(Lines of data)
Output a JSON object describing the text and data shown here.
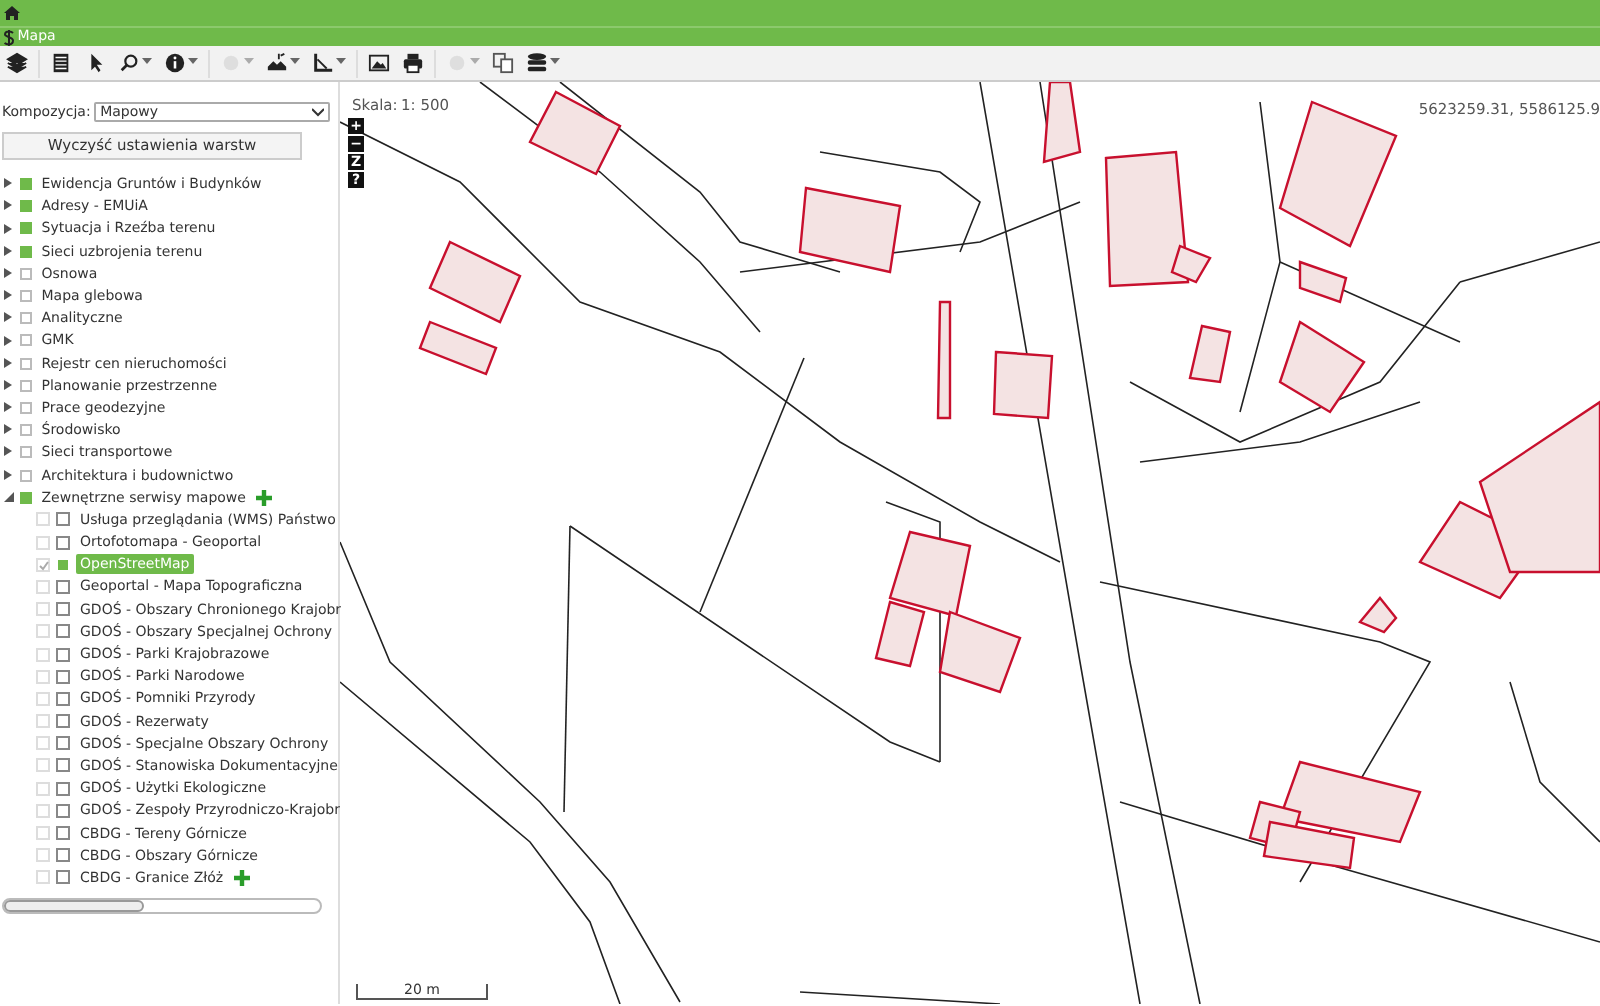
{
  "window": {
    "title": "Mapa"
  },
  "toolbar": [
    {
      "kind": "layers",
      "dropdown": false,
      "disabled": false
    },
    {
      "kind": "table",
      "dropdown": false,
      "disabled": false
    },
    {
      "kind": "pointer",
      "dropdown": false,
      "disabled": false
    },
    {
      "kind": "search",
      "dropdown": true,
      "disabled": false
    },
    {
      "kind": "info",
      "dropdown": true,
      "disabled": false
    },
    {
      "kind": "circle",
      "dropdown": true,
      "disabled": true
    },
    {
      "kind": "tools",
      "dropdown": true,
      "disabled": false
    },
    {
      "kind": "measure",
      "dropdown": true,
      "disabled": false
    },
    {
      "kind": "image",
      "dropdown": false,
      "disabled": false
    },
    {
      "kind": "print",
      "dropdown": false,
      "disabled": false
    },
    {
      "kind": "circle",
      "dropdown": true,
      "disabled": true
    },
    {
      "kind": "copy",
      "dropdown": false,
      "disabled": false
    },
    {
      "kind": "database",
      "dropdown": true,
      "disabled": false
    }
  ],
  "composition": {
    "label": "Kompozycja:",
    "value": "Mapowy"
  },
  "clear_button": "Wyczyść ustawienia warstw",
  "layers": [
    {
      "label": "Ewidencja Gruntów i Budynków",
      "checked": true,
      "expanded": false
    },
    {
      "label": "Adresy - EMUiA",
      "checked": true,
      "expanded": false
    },
    {
      "label": "Sytuacja i Rzeźba terenu",
      "checked": true,
      "expanded": false
    },
    {
      "label": "Sieci uzbrojenia terenu",
      "checked": true,
      "expanded": false
    },
    {
      "label": "Osnowa",
      "checked": false,
      "expanded": false
    },
    {
      "label": "Mapa glebowa",
      "checked": false,
      "expanded": false
    },
    {
      "label": "Analityczne",
      "checked": false,
      "expanded": false
    },
    {
      "label": "GMK",
      "checked": false,
      "expanded": false
    },
    {
      "label": "Rejestr cen nieruchomości",
      "checked": false,
      "expanded": false
    },
    {
      "label": "Planowanie przestrzenne",
      "checked": false,
      "expanded": false
    },
    {
      "label": "Prace geodezyjne",
      "checked": false,
      "expanded": false
    },
    {
      "label": "Środowisko",
      "checked": false,
      "expanded": false
    },
    {
      "label": "Sieci transportowe",
      "checked": false,
      "expanded": false
    },
    {
      "label": "Architektura i budownictwo",
      "checked": false,
      "expanded": false
    },
    {
      "label": "Zewnętrzne serwisy mapowe",
      "checked": true,
      "expanded": true,
      "add": true,
      "children": [
        {
          "label": "Usługa przeglądania (WMS) Państwo",
          "checked": false,
          "selected": false
        },
        {
          "label": "Ortofotomapa - Geoportal",
          "checked": false,
          "selected": false
        },
        {
          "label": "OpenStreetMap",
          "checked": true,
          "selected": true
        },
        {
          "label": "Geoportal - Mapa Topograficzna",
          "checked": false,
          "selected": false
        },
        {
          "label": "GDOŚ - Obszary Chronionego Krajobr",
          "checked": false,
          "selected": false
        },
        {
          "label": "GDOŚ - Obszary Specjalnej Ochrony",
          "checked": false,
          "selected": false
        },
        {
          "label": "GDOŚ - Parki Krajobrazowe",
          "checked": false,
          "selected": false
        },
        {
          "label": "GDOŚ - Parki Narodowe",
          "checked": false,
          "selected": false
        },
        {
          "label": "GDOŚ - Pomniki Przyrody",
          "checked": false,
          "selected": false
        },
        {
          "label": "GDOŚ - Rezerwaty",
          "checked": false,
          "selected": false
        },
        {
          "label": "GDOŚ - Specjalne Obszary Ochrony",
          "checked": false,
          "selected": false
        },
        {
          "label": "GDOŚ - Stanowiska Dokumentacyjne",
          "checked": false,
          "selected": false
        },
        {
          "label": "GDOŚ - Użytki Ekologiczne",
          "checked": false,
          "selected": false
        },
        {
          "label": "GDOŚ - Zespoły Przyrodniczo-Krajobr",
          "checked": false,
          "selected": false
        },
        {
          "label": "CBDG - Tereny Górnicze",
          "checked": false,
          "selected": false
        },
        {
          "label": "CBDG - Obszary Górnicze",
          "checked": false,
          "selected": false
        },
        {
          "label": "CBDG - Granice Złóż",
          "checked": false,
          "selected": false,
          "add": true
        }
      ]
    }
  ],
  "map": {
    "scale_label": "Skala:",
    "scale_value": "1: 500",
    "zoom_controls": [
      "+",
      "−",
      "Z",
      "?"
    ],
    "coordinates": "5623259.31, 5586125.9",
    "scale_bar": "20 m"
  }
}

- Your goal:
Leave out the pictures and output every record above precisely as given.

- Solution to the problem:
Output a JSON object describing the text and data shown here.
{
  "window": {
    "title": "Mapa"
  },
  "toolbar": [
    {
      "kind": "layers",
      "dropdown": false,
      "disabled": false
    },
    {
      "kind": "table",
      "dropdown": false,
      "disabled": false
    },
    {
      "kind": "pointer",
      "dropdown": false,
      "disabled": false
    },
    {
      "kind": "search",
      "dropdown": true,
      "disabled": false
    },
    {
      "kind": "info",
      "dropdown": true,
      "disabled": false
    },
    {
      "kind": "circle",
      "dropdown": true,
      "disabled": true
    },
    {
      "kind": "tools",
      "dropdown": true,
      "disabled": false
    },
    {
      "kind": "measure",
      "dropdown": true,
      "disabled": false
    },
    {
      "kind": "image",
      "dropdown": false,
      "disabled": false
    },
    {
      "kind": "print",
      "dropdown": false,
      "disabled": false
    },
    {
      "kind": "circle",
      "dropdown": true,
      "disabled": true
    },
    {
      "kind": "copy",
      "dropdown": false,
      "disabled": false
    },
    {
      "kind": "database",
      "dropdown": true,
      "disabled": false
    }
  ],
  "composition": {
    "label": "Kompozycja:",
    "value": "Mapowy"
  },
  "clear_button": "Wyczyść ustawienia warstw",
  "layers": [
    {
      "label": "Ewidencja Gruntów i Budynków",
      "checked": true,
      "expanded": false
    },
    {
      "label": "Adresy - EMUiA",
      "checked": true,
      "expanded": false
    },
    {
      "label": "Sytuacja i Rzeźba terenu",
      "checked": true,
      "expanded": false
    },
    {
      "label": "Sieci uzbrojenia terenu",
      "checked": true,
      "expanded": false
    },
    {
      "label": "Osnowa",
      "checked": false,
      "expanded": false
    },
    {
      "label": "Mapa glebowa",
      "checked": false,
      "expanded": false
    },
    {
      "label": "Analityczne",
      "checked": false,
      "expanded": false
    },
    {
      "label": "GMK",
      "checked": false,
      "expanded": false
    },
    {
      "label": "Rejestr cen nieruchomości",
      "checked": false,
      "expanded": false
    },
    {
      "label": "Planowanie przestrzenne",
      "checked": false,
      "expanded": false
    },
    {
      "label": "Prace geodezyjne",
      "checked": false,
      "expanded": false
    },
    {
      "label": "Środowisko",
      "checked": false,
      "expanded": false
    },
    {
      "label": "Sieci transportowe",
      "checked": false,
      "expanded": false
    },
    {
      "label": "Architektura i budownictwo",
      "checked": false,
      "expanded": false
    },
    {
      "label": "Zewnętrzne serwisy mapowe",
      "checked": true,
      "expanded": true,
      "add": true,
      "children": [
        {
          "label": "Usługa przeglądania (WMS) Państwo",
          "checked": false,
          "selected": false
        },
        {
          "label": "Ortofotomapa - Geoportal",
          "checked": false,
          "selected": false
        },
        {
          "label": "OpenStreetMap",
          "checked": true,
          "selected": true
        },
        {
          "label": "Geoportal - Mapa Topograficzna",
          "checked": false,
          "selected": false
        },
        {
          "label": "GDOŚ - Obszary Chronionego Krajobr",
          "checked": false,
          "selected": false
        },
        {
          "label": "GDOŚ - Obszary Specjalnej Ochrony",
          "checked": false,
          "selected": false
        },
        {
          "label": "GDOŚ - Parki Krajobrazowe",
          "checked": false,
          "selected": false
        },
        {
          "label": "GDOŚ - Parki Narodowe",
          "checked": false,
          "selected": false
        },
        {
          "label": "GDOŚ - Pomniki Przyrody",
          "checked": false,
          "selected": false
        },
        {
          "label": "GDOŚ - Rezerwaty",
          "checked": false,
          "selected": false
        },
        {
          "label": "GDOŚ - Specjalne Obszary Ochrony",
          "checked": false,
          "selected": false
        },
        {
          "label": "GDOŚ - Stanowiska Dokumentacyjne",
          "checked": false,
          "selected": false
        },
        {
          "label": "GDOŚ - Użytki Ekologiczne",
          "checked": false,
          "selected": false
        },
        {
          "label": "GDOŚ - Zespoły Przyrodniczo-Krajobr",
          "checked": false,
          "selected": false
        },
        {
          "label": "CBDG - Tereny Górnicze",
          "checked": false,
          "selected": false
        },
        {
          "label": "CBDG - Obszary Górnicze",
          "checked": false,
          "selected": false
        },
        {
          "label": "CBDG - Granice Złóż",
          "checked": false,
          "selected": false,
          "add": true
        }
      ]
    }
  ],
  "map": {
    "scale_label": "Skala:",
    "scale_value": "1: 500",
    "zoom_controls": [
      "+",
      "−",
      "Z",
      "?"
    ],
    "coordinates": "5623259.31, 5586125.9",
    "scale_bar": "20 m"
  }
}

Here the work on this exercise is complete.